[Excerpts from a figure dataset]
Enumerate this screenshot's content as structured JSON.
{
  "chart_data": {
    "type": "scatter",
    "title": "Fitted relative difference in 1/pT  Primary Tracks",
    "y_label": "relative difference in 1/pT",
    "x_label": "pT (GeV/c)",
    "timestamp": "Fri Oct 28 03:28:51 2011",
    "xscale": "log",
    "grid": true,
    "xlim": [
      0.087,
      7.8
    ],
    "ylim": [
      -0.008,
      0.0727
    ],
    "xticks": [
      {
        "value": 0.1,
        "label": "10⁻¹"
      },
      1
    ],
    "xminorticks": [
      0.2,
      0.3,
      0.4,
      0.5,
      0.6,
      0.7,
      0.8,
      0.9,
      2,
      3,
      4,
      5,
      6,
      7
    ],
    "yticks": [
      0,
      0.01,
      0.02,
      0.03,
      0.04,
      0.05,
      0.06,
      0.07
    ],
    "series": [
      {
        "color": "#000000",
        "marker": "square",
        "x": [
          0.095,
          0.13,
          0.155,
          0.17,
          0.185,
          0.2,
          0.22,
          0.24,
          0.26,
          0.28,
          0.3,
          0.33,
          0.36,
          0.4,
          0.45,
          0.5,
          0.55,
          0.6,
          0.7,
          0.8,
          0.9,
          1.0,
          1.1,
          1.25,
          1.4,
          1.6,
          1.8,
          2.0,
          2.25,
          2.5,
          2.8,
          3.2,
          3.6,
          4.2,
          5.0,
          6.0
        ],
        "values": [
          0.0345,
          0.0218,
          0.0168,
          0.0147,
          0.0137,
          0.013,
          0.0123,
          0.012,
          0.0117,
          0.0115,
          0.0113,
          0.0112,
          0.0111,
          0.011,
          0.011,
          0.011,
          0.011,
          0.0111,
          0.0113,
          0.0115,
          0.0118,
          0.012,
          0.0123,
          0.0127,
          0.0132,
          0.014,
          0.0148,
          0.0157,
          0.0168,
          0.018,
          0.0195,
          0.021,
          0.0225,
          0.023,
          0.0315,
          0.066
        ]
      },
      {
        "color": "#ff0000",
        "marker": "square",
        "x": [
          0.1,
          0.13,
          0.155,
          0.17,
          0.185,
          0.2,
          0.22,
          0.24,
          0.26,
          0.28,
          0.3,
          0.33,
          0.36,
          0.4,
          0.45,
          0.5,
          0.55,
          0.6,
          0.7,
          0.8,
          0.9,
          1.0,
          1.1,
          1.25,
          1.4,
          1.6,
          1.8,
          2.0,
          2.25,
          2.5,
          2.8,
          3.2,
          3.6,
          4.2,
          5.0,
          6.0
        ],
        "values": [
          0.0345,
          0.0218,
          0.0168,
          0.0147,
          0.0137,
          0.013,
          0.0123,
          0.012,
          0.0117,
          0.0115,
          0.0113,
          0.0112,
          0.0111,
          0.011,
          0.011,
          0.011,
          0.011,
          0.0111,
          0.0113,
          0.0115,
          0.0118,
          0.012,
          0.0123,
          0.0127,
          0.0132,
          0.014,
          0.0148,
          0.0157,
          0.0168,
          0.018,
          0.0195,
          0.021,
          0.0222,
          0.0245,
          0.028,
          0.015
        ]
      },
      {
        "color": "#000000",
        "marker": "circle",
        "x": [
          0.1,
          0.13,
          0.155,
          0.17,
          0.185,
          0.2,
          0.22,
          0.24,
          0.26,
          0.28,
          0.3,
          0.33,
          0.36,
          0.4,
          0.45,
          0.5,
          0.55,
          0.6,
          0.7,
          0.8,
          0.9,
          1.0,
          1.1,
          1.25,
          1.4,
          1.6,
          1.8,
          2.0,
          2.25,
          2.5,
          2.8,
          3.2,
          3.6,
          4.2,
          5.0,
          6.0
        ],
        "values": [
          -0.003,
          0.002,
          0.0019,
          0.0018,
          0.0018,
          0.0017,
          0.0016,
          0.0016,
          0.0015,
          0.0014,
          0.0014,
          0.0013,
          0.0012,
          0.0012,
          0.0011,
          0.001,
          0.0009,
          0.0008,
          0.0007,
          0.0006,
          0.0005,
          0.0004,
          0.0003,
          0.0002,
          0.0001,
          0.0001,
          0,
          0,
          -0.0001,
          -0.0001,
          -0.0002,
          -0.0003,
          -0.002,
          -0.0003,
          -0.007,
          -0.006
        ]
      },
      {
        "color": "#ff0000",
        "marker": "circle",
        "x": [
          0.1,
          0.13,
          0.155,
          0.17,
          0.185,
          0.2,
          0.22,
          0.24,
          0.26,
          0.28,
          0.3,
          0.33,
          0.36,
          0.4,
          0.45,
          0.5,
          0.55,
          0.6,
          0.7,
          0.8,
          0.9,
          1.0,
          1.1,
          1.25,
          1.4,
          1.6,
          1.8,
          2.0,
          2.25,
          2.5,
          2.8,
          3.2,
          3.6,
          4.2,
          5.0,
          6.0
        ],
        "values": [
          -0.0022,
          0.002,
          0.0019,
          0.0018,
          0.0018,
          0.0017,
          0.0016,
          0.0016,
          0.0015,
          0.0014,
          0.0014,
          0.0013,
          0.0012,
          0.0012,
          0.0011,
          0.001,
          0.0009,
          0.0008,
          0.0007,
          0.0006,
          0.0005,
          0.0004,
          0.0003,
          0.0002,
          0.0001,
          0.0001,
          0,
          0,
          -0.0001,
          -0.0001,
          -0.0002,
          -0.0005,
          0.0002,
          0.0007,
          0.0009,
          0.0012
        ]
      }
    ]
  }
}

### [Stated problem]
Using the material above, count the lines containing the word "relative". Reply with the number alone.

### [Output of the exercise]
2